Please give the data below again in full, exactly as it stands.
>> begin Data records
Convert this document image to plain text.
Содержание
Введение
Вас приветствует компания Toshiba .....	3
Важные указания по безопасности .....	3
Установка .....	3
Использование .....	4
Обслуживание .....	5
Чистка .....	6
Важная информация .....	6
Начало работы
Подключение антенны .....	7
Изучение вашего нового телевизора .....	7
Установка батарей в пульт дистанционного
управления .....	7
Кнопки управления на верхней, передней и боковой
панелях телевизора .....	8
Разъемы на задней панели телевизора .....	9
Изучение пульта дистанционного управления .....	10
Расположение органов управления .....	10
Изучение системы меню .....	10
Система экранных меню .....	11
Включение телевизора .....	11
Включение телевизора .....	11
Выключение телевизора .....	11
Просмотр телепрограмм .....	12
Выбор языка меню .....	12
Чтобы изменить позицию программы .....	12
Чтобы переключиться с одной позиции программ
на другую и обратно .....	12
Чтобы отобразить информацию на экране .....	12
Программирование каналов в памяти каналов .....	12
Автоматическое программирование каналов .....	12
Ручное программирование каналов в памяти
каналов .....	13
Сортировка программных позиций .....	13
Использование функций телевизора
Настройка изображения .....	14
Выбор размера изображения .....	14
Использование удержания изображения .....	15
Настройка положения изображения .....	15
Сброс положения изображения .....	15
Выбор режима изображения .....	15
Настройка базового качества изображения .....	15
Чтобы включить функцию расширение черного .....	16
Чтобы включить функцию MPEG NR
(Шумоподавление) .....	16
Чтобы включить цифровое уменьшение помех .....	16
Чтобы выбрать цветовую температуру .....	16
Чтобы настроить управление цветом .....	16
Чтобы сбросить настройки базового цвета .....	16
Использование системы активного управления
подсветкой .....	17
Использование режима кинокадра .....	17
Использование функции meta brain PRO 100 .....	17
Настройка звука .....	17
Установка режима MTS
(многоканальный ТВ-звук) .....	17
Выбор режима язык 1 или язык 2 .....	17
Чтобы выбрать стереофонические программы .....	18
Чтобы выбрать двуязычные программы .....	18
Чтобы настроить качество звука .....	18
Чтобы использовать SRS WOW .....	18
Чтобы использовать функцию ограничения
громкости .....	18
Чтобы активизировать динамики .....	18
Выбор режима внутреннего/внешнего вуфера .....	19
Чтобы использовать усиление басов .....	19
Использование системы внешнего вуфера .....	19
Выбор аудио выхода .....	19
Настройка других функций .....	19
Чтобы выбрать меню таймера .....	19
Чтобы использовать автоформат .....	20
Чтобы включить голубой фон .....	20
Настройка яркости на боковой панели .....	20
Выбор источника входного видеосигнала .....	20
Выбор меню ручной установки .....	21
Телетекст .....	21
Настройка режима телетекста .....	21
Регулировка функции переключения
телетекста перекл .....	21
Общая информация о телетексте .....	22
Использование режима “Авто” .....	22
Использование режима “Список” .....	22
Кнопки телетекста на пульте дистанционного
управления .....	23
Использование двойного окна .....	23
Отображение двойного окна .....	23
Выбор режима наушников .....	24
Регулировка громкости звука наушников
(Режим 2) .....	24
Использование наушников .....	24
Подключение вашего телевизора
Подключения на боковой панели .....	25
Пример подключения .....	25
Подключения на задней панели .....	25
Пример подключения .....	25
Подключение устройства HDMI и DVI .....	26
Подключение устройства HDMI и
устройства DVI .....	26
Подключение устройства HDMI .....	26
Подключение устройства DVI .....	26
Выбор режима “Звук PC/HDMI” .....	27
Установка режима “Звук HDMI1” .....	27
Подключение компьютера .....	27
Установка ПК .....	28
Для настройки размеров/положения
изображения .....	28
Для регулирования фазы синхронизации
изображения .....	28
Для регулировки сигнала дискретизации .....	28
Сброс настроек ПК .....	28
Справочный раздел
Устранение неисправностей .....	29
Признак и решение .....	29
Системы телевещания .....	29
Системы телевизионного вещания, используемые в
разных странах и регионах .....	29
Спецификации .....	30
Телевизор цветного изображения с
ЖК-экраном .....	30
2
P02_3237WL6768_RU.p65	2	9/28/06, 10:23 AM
>> end Data records
Exercise answer ->
Convert this document image to plain text.
Содержание
Введение
Вас приветствует компания Toshiba .....	3
Важные указания по безопасности .....	3
Установка .....	3
Использование .....	4
Обслуживание .....	5
Чистка .....	6
Важная информация .....	6
Начало работы
Подключение антенны .....	7
Изучение вашего нового телевизора .....	7
Установка батарей в пульт дистанционного
управления .....	7
Кнопки управления на верхней, передней и боковой
панелях телевизора .....	8
Разъемы на задней панели телевизора .....	9
Изучение пульта дистанционного управления .....	10
Расположение органов управления .....	10
Изучение системы меню .....	10
Система экранных меню .....	11
Включение телевизора .....	11
Включение телевизора .....	11
Выключение телевизора .....	11
Просмотр телепрограмм .....	12
Выбор языка меню .....	12
Чтобы изменить позицию программы .....	12
Чтобы переключиться с одной позиции программ
на другую и обратно .....	12
Чтобы отобразить информацию на экране .....	12
Программирование каналов в памяти каналов .....	12
Автоматическое программирование каналов .....	12
Ручное программирование каналов в памяти
каналов .....	13
Сортировка программных позиций .....	13
Использование функций телевизора
Настройка изображения .....	14
Выбор размера изображения .....	14
Использование удержания изображения .....	15
Настройка положения изображения .....	15
Сброс положения изображения .....	15
Выбор режима изображения .....	15
Настройка базового качества изображения .....	15
Чтобы включить функцию расширение черного .....	16
Чтобы включить функцию MPEG NR
(Шумоподавление) .....	16
Чтобы включить цифровое уменьшение помех .....	16
Чтобы выбрать цветовую температуру .....	16
Чтобы настроить управление цветом .....	16
Чтобы сбросить настройки базового цвета .....	16
Использование системы активного управления
подсветкой .....	17
Использование режима кинокадра .....	17
Использование функции meta brain PRO 100 .....	17
Настройка звука .....	17
Установка режима MTS
(многоканальный ТВ-звук) .....	17
Выбор режима язык 1 или язык 2 .....	17
Чтобы выбрать стереофонические программы .....	18
Чтобы выбрать двуязычные программы .....	18
Чтобы настроить качество звука .....	18
Чтобы использовать SRS WOW .....	18
Чтобы использовать функцию ограничения
громкости .....	18
Чтобы активизировать динамики .....	18
Выбор режима внутреннего/внешнего вуфера .....	19
Чтобы использовать усиление басов .....	19
Использование системы внешнего вуфера .....	19
Выбор аудио выхода .....	19
Настройка других функций .....	19
Чтобы выбрать меню таймера .....	19
Чтобы использовать автоформат .....	20
Чтобы включить голубой фон .....	20
Настройка яркости на боковой панели .....	20
Выбор источника входного видеосигнала .....	20
Выбор меню ручной установки .....	21
Телетекст .....	21
Настройка режима телетекста .....	21
Регулировка функции переключения
телетекста перекл .....	21
Общая информация о телетексте .....	22
Использование режима “Авто” .....	22
Использование режима “Список” .....	22
Кнопки телетекста на пульте дистанционного
управления .....	23
Использование двойного окна .....	23
Отображение двойного окна .....	23
Выбор режима наушников .....	24
Регулировка громкости звука наушников
(Режим 2) .....	24
Использование наушников .....	24
Подключение вашего телевизора
Подключения на боковой панели .....	25
Пример подключения .....	25
Подключения на задней панели .....	25
Пример подключения .....	25
Подключение устройства HDMI и DVI .....	26
Подключение устройства HDMI и
устройства DVI .....	26
Подключение устройства HDMI .....	26
Подключение устройства DVI .....	26
Выбор режима “Звук PC/HDMI” .....	27
Установка режима “Звук HDMI1” .....	27
Подключение компьютера .....	27
Установка ПК .....	28
Для настройки размеров/положения
изображения .....	28
Для регулирования фазы синхронизации
изображения .....	28
Для регулировки сигнала дискретизации .....	28
Сброс настроек ПК .....	28
Справочный раздел
Устранение неисправностей .....	29
Признак и решение .....	29
Системы телевещания .....	29
Системы телевизионного вещания, используемые в
разных странах и регионах .....	29
Спецификации .....	30
Телевизор цветного изображения с
ЖК-экраном .....	30
2
P02_3237WL6768_RU.p65	2	9/28/06, 10:23 AM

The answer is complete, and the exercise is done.